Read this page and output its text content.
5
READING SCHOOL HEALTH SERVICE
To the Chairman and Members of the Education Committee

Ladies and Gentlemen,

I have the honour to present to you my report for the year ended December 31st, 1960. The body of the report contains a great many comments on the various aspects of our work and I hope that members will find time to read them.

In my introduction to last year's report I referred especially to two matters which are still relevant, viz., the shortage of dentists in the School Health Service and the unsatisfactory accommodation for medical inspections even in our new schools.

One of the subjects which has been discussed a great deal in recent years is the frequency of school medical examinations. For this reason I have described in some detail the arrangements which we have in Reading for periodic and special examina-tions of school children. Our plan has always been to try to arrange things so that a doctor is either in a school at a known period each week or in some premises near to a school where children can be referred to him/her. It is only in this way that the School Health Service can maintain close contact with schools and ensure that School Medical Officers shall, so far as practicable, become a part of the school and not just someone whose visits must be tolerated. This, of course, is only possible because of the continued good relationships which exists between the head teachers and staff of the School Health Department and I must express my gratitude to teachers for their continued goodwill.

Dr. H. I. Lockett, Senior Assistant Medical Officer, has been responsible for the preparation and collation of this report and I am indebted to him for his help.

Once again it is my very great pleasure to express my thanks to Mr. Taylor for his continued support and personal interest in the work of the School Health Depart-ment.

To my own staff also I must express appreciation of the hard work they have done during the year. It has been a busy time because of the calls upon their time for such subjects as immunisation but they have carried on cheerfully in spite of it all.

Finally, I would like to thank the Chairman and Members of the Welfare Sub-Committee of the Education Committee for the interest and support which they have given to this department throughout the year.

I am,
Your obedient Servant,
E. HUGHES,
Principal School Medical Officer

━━━━━━

Tally the lines in the listing that hold "Education" and report the number alone.

2